=== Exercise input ===
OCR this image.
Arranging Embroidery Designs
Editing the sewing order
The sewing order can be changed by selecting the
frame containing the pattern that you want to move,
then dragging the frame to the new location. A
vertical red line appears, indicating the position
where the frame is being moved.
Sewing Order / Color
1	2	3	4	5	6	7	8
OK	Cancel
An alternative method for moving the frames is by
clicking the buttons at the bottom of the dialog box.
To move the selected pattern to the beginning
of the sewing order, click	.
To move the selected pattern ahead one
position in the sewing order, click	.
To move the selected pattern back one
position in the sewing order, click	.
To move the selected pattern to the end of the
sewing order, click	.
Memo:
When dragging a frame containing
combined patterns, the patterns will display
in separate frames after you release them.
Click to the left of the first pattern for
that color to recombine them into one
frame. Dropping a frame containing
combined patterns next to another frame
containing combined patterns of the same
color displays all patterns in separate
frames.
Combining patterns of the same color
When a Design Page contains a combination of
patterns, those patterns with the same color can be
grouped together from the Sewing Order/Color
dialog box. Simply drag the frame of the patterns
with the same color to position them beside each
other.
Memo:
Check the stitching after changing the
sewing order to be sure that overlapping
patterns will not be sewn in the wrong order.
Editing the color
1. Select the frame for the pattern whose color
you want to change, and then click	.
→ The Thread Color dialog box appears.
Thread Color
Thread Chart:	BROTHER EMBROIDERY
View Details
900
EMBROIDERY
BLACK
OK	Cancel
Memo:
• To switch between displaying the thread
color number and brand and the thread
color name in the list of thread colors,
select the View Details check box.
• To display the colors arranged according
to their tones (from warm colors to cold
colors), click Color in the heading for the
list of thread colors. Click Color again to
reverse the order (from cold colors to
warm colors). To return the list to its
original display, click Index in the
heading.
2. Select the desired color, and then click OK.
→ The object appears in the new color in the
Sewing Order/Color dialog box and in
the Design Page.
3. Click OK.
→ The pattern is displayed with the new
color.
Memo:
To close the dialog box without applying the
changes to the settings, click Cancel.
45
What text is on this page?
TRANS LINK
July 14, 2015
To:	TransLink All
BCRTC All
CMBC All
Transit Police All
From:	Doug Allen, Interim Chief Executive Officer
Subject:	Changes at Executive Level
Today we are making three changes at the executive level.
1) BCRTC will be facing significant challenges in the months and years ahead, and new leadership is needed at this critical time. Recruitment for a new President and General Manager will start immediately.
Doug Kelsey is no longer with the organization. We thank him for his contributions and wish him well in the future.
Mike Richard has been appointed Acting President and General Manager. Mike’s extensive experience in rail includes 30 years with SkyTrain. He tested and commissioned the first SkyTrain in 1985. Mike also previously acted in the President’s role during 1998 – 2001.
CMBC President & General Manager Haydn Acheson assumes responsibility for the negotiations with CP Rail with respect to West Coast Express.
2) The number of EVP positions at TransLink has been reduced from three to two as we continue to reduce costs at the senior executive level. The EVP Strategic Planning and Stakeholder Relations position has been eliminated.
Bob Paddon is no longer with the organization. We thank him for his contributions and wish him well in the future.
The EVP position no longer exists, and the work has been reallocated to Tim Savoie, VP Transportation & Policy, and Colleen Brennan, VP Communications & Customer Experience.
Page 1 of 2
===
Can you reproduce all the material exactly?

OCR this image.
Arranging Embroidery Designs
Editing the sewing order
The sewing order can be changed by selecting the
frame containing the pattern that you want to move,
then dragging the frame to the new location. A
vertical red line appears, indicating the position
where the frame is being moved.
Sewing Order / Color
1	2	3	4	5	6	7	8
OK	Cancel
An alternative method for moving the frames is by
clicking the buttons at the bottom of the dialog box.
To move the selected pattern to the beginning
of the sewing order, click	.
To move the selected pattern ahead one
position in the sewing order, click	.
To move the selected pattern back one
position in the sewing order, click	.
To move the selected pattern to the end of the
sewing order, click	.
Memo:
When dragging a frame containing
combined patterns, the patterns will display
in separate frames after you release them.
Click to the left of the first pattern for
that color to recombine them into one
frame. Dropping a frame containing
combined patterns next to another frame
containing combined patterns of the same
color displays all patterns in separate
frames.
Combining patterns of the same color
When a Design Page contains a combination of
patterns, those patterns with the same color can be
grouped together from the Sewing Order/Color
dialog box. Simply drag the frame of the patterns
with the same color to position them beside each
other.
Memo:
Check the stitching after changing the
sewing order to be sure that overlapping
patterns will not be sewn in the wrong order.
Editing the color
1. Select the frame for the pattern whose color
you want to change, and then click	.
→ The Thread Color dialog box appears.
Thread Color
Thread Chart:	BROTHER EMBROIDERY
View Details
900
EMBROIDERY
BLACK
OK	Cancel
Memo:
• To switch between displaying the thread
color number and brand and the thread
color name in the list of thread colors,
select the View Details check box.
• To display the colors arranged according
to their tones (from warm colors to cold
colors), click Color in the heading for the
list of thread colors. Click Color again to
reverse the order (from cold colors to
warm colors). To return the list to its
original display, click Index in the
heading.
2. Select the desired color, and then click OK.
→ The object appears in the new color in the
Sewing Order/Color dialog box and in
the Design Page.
3. Click OK.
→ The pattern is displayed with the new
color.
Memo:
To close the dialog box without applying the
changes to the settings, click Cancel.
45
What text is on this page?
TRANS LINK
July 14, 2015
To:	TransLink All
BCRTC All
CMBC All
Transit Police All
From:	Doug Allen, Interim Chief Executive Officer
Subject:	Changes at Executive Level
Today we are making three changes at the executive level.
1) BCRTC will be facing significant challenges in the months and years ahead, and new leadership is needed at this critical time. Recruitment for a new President and General Manager will start immediately.
Doug Kelsey is no longer with the organization. We thank him for his contributions and wish him well in the future.
Mike Richard has been appointed Acting President and General Manager. Mike’s extensive experience in rail includes 30 years with SkyTrain. He tested and commissioned the first SkyTrain in 1985. Mike also previously acted in the President’s role during 1998 – 2001.
CMBC President & General Manager Haydn Acheson assumes responsibility for the negotiations with CP Rail with respect to West Coast Express.
2) The number of EVP positions at TransLink has been reduced from three to two as we continue to reduce costs at the senior executive level. The EVP Strategic Planning and Stakeholder Relations position has been eliminated.
Bob Paddon is no longer with the organization. We thank him for his contributions and wish him well in the future.
The EVP position no longer exists, and the work has been reallocated to Tim Savoie, VP Transportation & Policy, and Colleen Brennan, VP Communications & Customer Experience.
Page 1 of 2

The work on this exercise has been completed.